(AIM OF THE EXERCISE)
Copy each line of the entries that contains the word "completed".
- - - - -
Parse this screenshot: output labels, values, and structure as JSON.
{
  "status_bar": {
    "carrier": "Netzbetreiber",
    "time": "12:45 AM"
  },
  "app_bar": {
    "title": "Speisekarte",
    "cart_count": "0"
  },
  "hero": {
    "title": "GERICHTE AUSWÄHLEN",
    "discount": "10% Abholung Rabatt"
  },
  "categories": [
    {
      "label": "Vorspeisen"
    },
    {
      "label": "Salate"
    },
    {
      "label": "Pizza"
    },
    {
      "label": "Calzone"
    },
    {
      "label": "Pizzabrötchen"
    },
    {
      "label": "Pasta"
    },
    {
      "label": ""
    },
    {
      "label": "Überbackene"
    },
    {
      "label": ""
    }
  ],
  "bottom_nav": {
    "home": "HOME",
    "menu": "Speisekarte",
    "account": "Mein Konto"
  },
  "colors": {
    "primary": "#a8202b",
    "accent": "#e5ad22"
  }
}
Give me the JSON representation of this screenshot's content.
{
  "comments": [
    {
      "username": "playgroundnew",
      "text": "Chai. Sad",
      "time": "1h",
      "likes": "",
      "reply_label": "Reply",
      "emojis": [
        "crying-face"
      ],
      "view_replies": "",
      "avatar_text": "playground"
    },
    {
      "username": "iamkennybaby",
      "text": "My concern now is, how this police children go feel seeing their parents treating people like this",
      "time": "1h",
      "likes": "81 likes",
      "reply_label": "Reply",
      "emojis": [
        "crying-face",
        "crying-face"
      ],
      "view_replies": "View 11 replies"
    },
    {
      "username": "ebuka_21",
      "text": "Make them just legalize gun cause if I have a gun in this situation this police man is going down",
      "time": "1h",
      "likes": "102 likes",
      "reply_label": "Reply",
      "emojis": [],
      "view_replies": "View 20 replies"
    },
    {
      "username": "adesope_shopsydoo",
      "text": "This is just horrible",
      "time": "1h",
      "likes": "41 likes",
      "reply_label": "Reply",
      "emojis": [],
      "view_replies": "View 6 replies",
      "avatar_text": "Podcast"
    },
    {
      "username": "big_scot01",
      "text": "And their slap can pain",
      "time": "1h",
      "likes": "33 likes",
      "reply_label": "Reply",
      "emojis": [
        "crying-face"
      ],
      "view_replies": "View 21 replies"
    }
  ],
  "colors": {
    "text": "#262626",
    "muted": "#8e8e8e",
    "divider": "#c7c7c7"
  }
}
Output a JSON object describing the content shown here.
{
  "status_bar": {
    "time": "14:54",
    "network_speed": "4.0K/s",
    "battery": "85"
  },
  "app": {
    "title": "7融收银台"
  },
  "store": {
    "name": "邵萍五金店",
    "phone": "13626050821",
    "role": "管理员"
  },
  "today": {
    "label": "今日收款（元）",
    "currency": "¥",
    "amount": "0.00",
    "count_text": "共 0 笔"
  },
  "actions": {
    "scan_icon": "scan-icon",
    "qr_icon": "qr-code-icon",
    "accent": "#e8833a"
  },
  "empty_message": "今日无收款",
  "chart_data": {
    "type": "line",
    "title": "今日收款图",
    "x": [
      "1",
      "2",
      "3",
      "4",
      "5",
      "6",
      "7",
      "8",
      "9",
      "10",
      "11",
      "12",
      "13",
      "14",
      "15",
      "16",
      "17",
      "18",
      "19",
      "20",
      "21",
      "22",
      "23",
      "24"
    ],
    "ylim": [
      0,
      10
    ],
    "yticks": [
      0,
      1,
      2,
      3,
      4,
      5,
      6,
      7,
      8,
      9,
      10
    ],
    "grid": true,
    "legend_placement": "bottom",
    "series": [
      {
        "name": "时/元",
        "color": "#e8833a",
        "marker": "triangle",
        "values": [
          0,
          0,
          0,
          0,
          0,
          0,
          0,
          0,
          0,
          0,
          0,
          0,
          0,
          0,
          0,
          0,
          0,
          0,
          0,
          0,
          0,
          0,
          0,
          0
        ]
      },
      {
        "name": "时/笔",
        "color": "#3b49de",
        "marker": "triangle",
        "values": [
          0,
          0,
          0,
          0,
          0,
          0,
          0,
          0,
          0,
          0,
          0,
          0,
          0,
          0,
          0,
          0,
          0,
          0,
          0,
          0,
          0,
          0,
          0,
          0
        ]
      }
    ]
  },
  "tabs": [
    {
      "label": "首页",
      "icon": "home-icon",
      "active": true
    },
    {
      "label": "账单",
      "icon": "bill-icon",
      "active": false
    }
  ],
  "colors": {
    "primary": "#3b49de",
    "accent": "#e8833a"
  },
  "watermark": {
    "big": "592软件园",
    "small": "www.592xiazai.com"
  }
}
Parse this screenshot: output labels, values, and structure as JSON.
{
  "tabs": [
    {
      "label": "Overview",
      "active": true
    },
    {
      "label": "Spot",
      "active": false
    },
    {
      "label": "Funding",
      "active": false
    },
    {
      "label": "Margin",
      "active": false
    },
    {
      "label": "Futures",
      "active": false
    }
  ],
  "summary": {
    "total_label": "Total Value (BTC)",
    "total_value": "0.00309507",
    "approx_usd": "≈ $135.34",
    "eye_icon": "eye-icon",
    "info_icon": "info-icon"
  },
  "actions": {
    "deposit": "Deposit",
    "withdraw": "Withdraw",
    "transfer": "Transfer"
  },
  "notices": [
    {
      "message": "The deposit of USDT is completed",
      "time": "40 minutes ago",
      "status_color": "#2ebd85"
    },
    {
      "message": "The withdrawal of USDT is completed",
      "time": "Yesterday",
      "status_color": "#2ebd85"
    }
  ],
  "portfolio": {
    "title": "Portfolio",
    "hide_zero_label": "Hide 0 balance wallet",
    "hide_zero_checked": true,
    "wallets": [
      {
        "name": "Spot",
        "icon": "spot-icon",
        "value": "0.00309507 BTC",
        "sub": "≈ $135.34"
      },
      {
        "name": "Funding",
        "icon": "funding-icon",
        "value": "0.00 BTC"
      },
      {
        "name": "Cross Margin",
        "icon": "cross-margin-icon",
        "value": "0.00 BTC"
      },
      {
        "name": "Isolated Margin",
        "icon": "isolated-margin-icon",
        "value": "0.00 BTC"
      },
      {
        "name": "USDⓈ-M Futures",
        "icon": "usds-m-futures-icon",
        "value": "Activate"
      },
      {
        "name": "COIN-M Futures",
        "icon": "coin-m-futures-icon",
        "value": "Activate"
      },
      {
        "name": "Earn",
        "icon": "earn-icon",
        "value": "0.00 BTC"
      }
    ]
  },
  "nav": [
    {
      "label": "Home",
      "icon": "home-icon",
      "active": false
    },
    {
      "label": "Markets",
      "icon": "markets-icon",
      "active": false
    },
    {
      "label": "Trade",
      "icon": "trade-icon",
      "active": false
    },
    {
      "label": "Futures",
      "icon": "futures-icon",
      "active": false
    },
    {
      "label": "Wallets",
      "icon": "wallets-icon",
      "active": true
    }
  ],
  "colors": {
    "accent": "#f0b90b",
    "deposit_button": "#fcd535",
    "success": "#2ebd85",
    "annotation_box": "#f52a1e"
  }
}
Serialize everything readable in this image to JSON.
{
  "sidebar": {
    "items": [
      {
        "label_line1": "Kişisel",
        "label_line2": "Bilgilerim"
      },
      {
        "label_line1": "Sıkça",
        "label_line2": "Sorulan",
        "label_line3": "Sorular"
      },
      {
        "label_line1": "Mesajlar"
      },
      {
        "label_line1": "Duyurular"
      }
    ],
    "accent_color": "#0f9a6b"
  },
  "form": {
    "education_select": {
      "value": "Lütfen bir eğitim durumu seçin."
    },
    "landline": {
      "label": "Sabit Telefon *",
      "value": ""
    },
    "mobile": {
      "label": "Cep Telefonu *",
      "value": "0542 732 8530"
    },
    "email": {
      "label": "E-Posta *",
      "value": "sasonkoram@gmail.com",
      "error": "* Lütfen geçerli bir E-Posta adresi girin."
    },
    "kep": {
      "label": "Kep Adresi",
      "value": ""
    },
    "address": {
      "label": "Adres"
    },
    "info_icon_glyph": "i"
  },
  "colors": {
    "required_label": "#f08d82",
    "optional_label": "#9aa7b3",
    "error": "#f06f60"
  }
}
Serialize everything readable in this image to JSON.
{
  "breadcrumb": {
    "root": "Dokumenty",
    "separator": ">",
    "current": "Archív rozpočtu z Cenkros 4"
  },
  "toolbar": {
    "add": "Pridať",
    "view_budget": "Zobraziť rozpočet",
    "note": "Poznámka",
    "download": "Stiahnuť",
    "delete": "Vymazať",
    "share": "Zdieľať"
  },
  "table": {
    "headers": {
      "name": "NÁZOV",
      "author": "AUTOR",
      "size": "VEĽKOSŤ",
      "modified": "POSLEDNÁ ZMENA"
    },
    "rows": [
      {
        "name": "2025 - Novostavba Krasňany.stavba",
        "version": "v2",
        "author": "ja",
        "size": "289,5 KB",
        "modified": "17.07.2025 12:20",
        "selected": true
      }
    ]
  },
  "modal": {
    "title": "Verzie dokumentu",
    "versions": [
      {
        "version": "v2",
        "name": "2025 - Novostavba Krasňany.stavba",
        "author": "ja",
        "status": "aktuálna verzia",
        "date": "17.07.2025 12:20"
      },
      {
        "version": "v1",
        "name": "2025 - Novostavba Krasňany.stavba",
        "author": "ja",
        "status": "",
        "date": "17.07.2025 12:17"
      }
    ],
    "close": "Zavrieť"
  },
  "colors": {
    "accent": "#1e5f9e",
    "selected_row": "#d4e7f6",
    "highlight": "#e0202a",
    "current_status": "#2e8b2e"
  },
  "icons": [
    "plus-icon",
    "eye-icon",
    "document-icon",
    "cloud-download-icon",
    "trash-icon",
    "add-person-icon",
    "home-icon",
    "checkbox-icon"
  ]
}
- - - - -
(THE REPLY)
      "message": "The deposit of USDT is completed",
      "message": "The withdrawal of USDT is completed",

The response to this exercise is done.